◆ Problema planteado
Retoma la entrevista a Ana y Manuel sobre la escritura en pareja y continúala a partir de su última frase.

◆ Fragmento de texto
+++++

P.- ¿Confía uno más en la lectura de un editor o en la de un amor?
Ana.- Yo creo que en ambas cosas, porque se complementan. Cuantas más lecturas y más comentarios, mejor. Ambos disfrutamos mucho escribiendo…
Manuel.- Bueno, es un trabajo. Lo de "el disfrute"… como lo disfrutes mucho, luego no te pagan (ríe).
Ana.- Pero en el largo proceso de escribir, leer, releer, editar… cuantas más miradas tengas, mejor. Una novela es como una tesis doctoral: yo hice una tesis doctoral de cómic y lo sé. Ese método que requiere, esa constancia… es agradable tener a alguien al lado que puede entender tus obsesiones. A lo mejor estás obsesionado con un personaje o con una idea y te los llevas, te los llevas contigo a un viaje. "Vamos nosotros dos y el personaje de uno y el personaje de otro". Vamos cuatro al viaje. Ese es un momento de intensidad interesante.
P.- ¿Cuáles son los últimos libros que os habéis regalado?
Manuel.- Para su cumpleaños le regalé la biografía de Galdós.
Ana.- Yo le regalé Doña Concha, de Carla Berrocal. Es un cómic.
P.- ¿Qué tipo de manías detecta uno en el otro, en el amor-escritor? ¿Cómo se convive con el proceso creativo del otro, que a veces no coincide con el tuyo?
Manuel.- Respetando. Enseguida te das cuenta cuando el otro se ha metido en su habitación, en su despacho, y está con lo suyo. No está contestando mails, está escribiendo. Es la cara que pone: lo sabes, sabes que está escribiendo. Nosotros cuando estamos comiendo procuramos que la novela interna no nos asalte (ríe).
Ana.- También porque nuestra circunstancia es peculiar: yo paso una parte del tiempo en EEUU. Somos pareja de intensidad cuando se encuentra.

+++++

◆ Datos recopilados

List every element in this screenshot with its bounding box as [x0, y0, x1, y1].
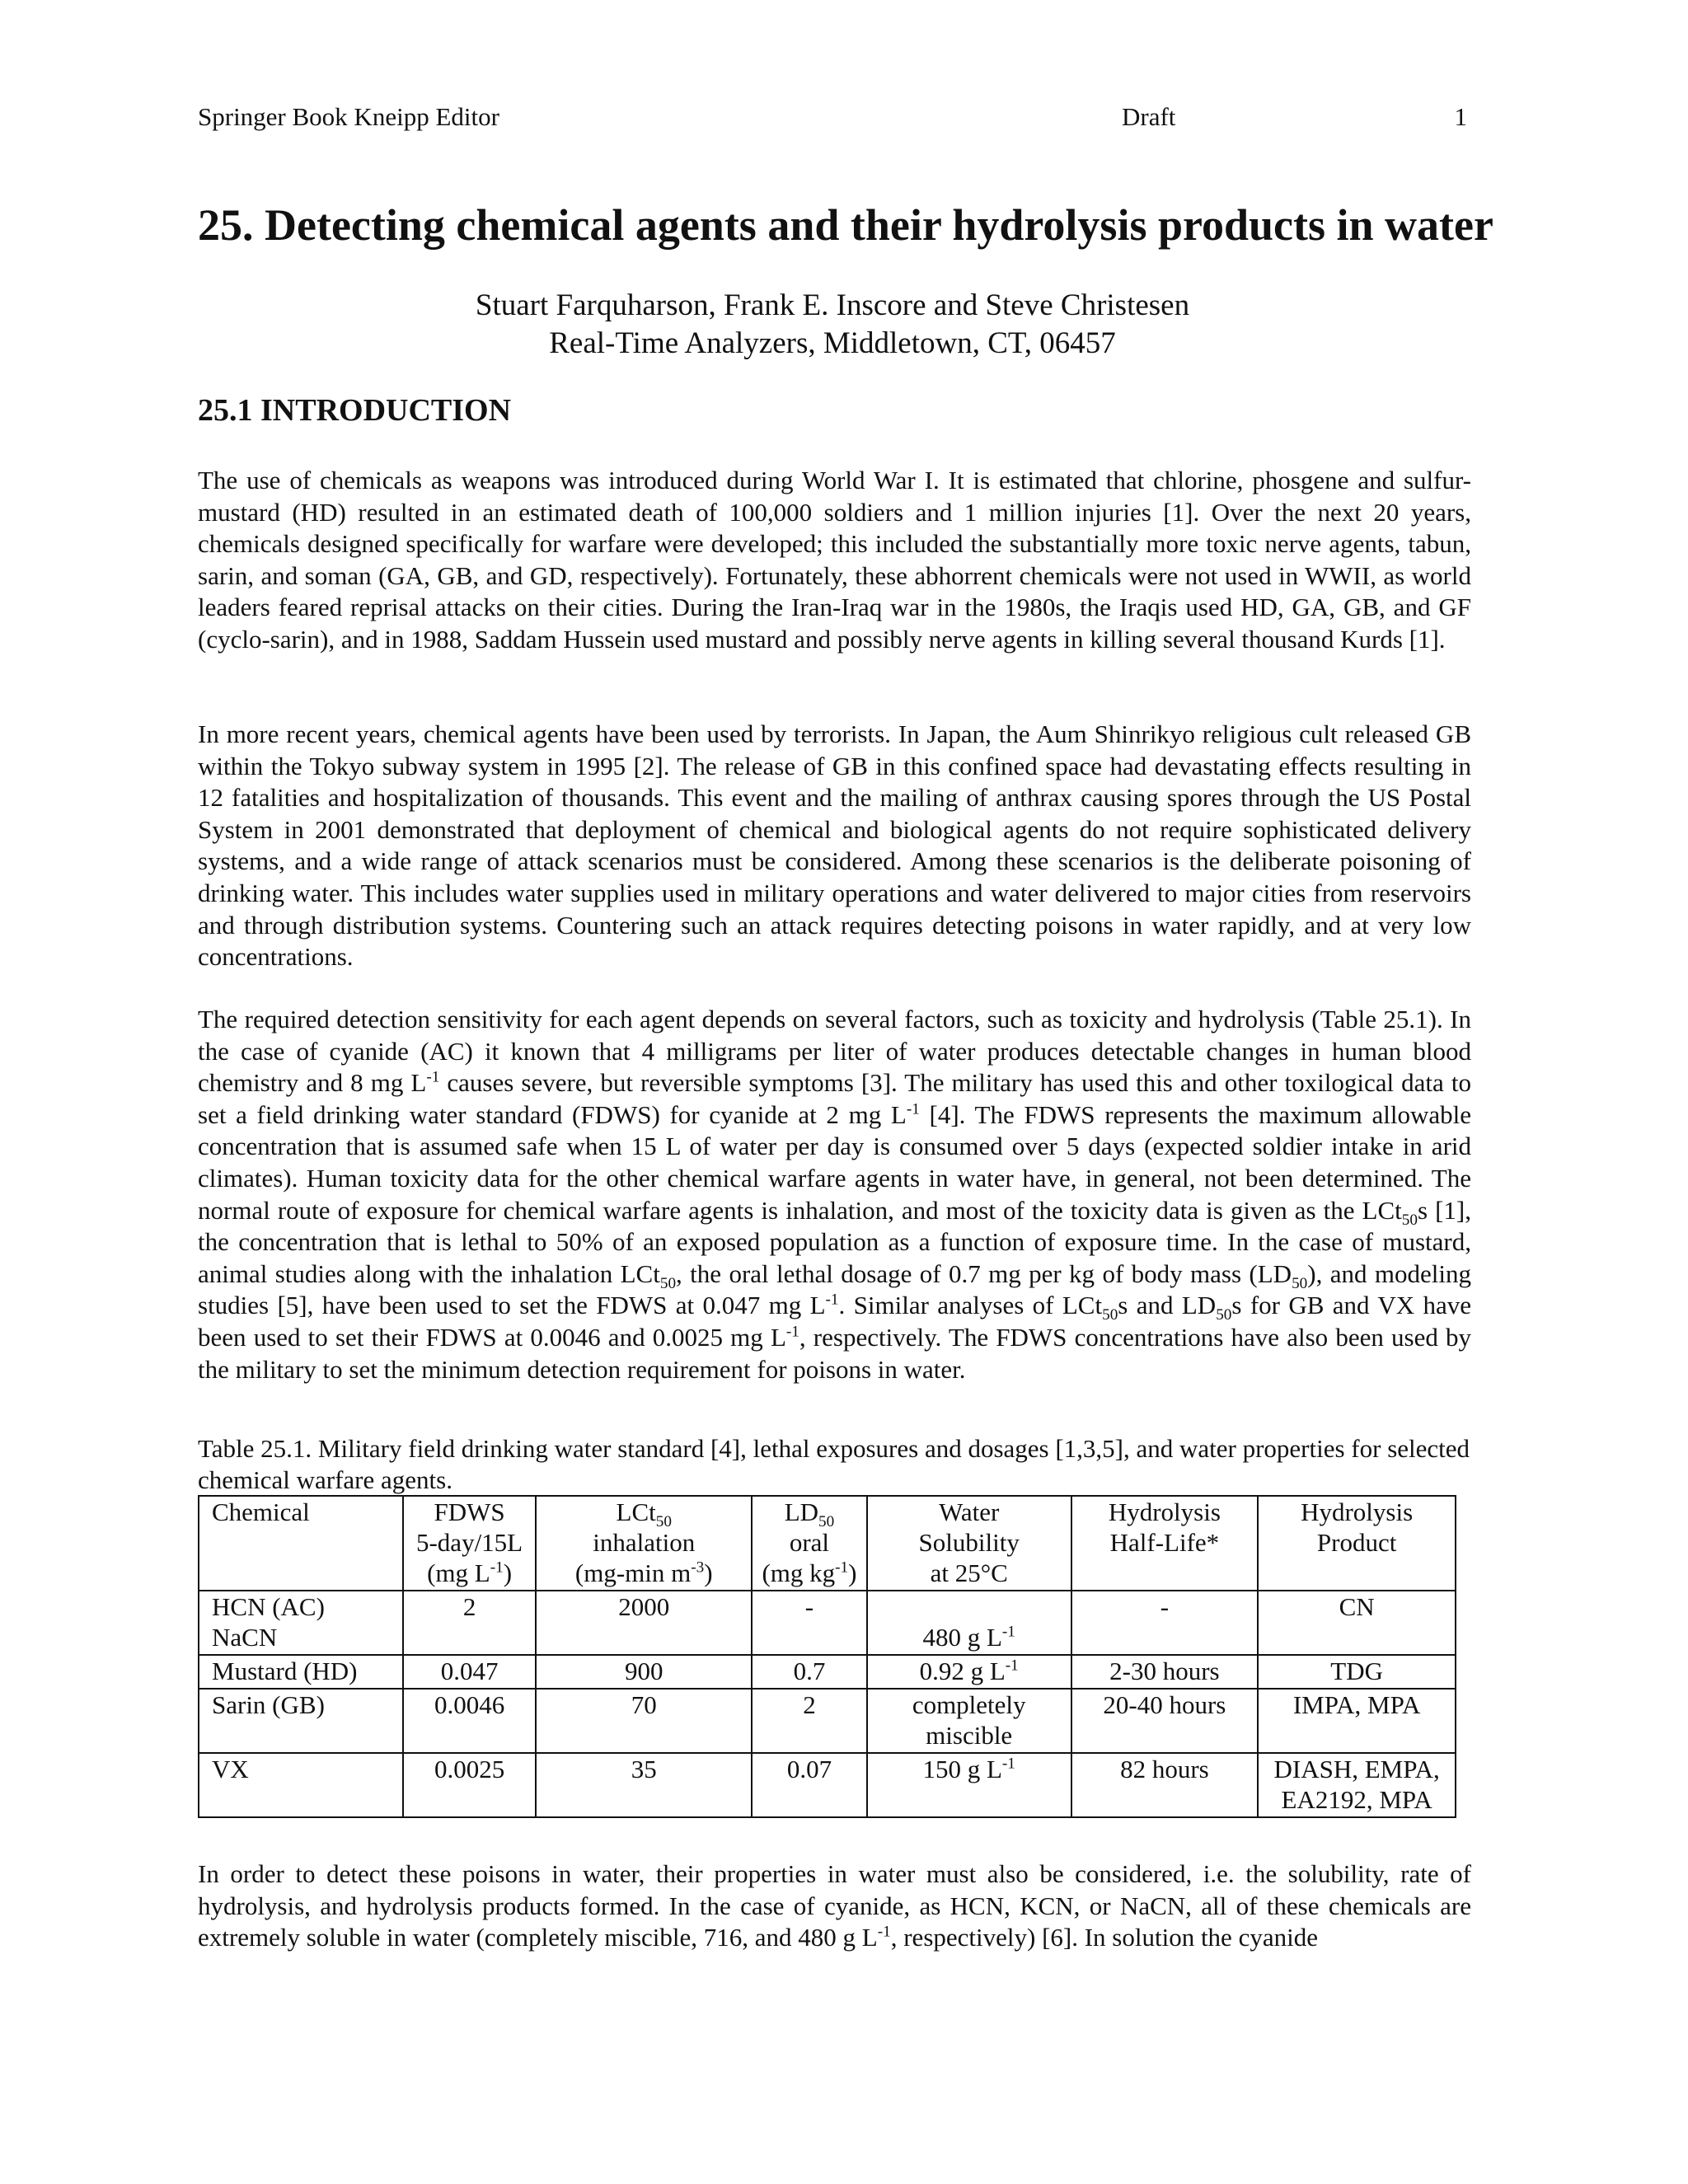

+++++

◆ Respuesta propuesta
Manuel.- Pasamos tiempo separados y nos encontramos y nos renovamos en ese reencuentro.
Ana.- Yo siempre digo que nuestra relación es un poco como Lady Halcón, ¿te acuerdas de la película? Es un amor en el que uno por el día se convertía en halcón y ella por la noche se convertía en lobo. Manuel escribe por la noche: Ordesa lo escribió de noche. Siempre ha sido más nocturno, ahora quizá menos. Y yo a las diez y media estaba con la ceja para abajo porque a las seis estaba ya activa. El mapa de los afectos me lo escribí siempre a esa hora. Y Manuel se despierta a las once, llega a la cocina y estoy yo escribiendo a mano, porque las primeras versiones siempre las escribo a mano.
P.- ¿Os habéis 'usado', en el mejor de los sentidos, para crear algún personaje inspirado en el otro?
Manuel.- Sí, yo la usé a ella en la novela Alegría. Salía ella como personaje.
P.- Y tú luego, cuando te lees escrita por él, ¿te reconoces?
Ana.- Me hacía gracia. Me parecía que me sacaba muy dulce. Dije: "Uy, qué dulce soy".
Manuel.- En teoría, si somos escritores, tenemos que estar acostumbrados a aparecer como personajes.
Ana.- Cuando te transforman en literatura eres otra cosa. Yo sí he sacado cosas de Manuel en poemas… he expresado ese amor… pero en novela aún no he sacado a un personaje como él, y eso que me dará mucho juego el día que lo saque.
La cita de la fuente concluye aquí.